+++ Data provided

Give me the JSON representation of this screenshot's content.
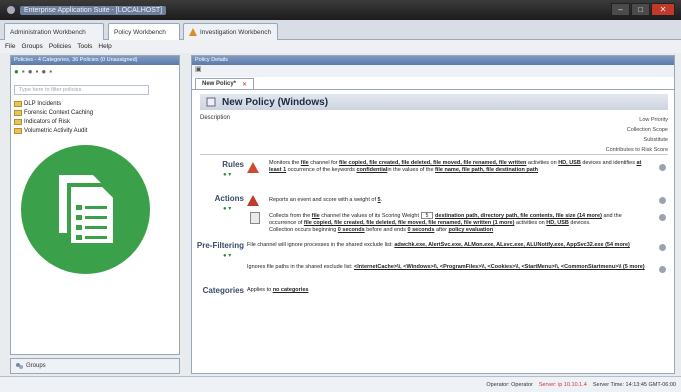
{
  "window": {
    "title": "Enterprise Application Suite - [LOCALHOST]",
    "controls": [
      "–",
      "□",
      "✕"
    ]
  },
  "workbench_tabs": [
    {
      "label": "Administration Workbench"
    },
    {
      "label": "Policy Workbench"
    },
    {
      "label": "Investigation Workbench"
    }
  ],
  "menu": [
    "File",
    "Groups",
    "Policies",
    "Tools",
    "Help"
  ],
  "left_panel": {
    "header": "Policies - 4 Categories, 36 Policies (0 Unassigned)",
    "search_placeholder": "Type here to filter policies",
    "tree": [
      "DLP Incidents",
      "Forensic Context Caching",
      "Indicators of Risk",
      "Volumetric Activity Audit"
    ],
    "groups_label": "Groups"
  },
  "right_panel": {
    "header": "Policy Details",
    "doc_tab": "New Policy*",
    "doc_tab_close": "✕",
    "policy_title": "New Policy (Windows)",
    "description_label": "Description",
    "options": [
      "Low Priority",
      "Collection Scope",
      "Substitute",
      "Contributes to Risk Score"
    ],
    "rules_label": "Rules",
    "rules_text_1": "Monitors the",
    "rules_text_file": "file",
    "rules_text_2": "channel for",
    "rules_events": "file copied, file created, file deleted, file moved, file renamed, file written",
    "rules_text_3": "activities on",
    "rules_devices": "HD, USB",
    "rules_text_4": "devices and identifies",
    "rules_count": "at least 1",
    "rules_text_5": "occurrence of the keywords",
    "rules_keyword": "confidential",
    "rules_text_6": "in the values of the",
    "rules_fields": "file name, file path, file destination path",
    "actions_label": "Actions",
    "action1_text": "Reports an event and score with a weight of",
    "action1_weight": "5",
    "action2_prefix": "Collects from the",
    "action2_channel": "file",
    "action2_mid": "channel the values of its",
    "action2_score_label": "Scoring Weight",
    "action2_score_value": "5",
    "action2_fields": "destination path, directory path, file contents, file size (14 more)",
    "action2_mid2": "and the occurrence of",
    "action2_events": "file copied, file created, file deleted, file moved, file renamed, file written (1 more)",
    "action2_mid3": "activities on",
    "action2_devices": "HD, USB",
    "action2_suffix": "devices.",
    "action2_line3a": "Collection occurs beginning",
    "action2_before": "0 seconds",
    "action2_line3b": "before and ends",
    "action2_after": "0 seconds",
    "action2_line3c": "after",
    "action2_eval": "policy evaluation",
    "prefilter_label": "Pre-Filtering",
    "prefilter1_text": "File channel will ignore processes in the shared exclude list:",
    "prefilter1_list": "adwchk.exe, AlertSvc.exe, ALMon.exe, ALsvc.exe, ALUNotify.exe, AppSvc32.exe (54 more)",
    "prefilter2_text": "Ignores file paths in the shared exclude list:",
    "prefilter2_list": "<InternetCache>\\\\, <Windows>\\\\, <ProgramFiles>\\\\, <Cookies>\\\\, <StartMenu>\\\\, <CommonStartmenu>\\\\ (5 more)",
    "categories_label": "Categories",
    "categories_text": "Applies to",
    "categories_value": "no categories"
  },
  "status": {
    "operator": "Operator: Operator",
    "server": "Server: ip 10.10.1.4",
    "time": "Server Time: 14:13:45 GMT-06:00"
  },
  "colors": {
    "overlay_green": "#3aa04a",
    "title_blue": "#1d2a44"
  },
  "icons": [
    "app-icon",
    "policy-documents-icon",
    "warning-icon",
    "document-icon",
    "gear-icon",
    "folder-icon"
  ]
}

++++++

## What you have to do
From the listing, copy each line containing the word "Collection".

## Exercise response
      "Collection Scope",
    "action2_line3a": "Collection occurs beginning",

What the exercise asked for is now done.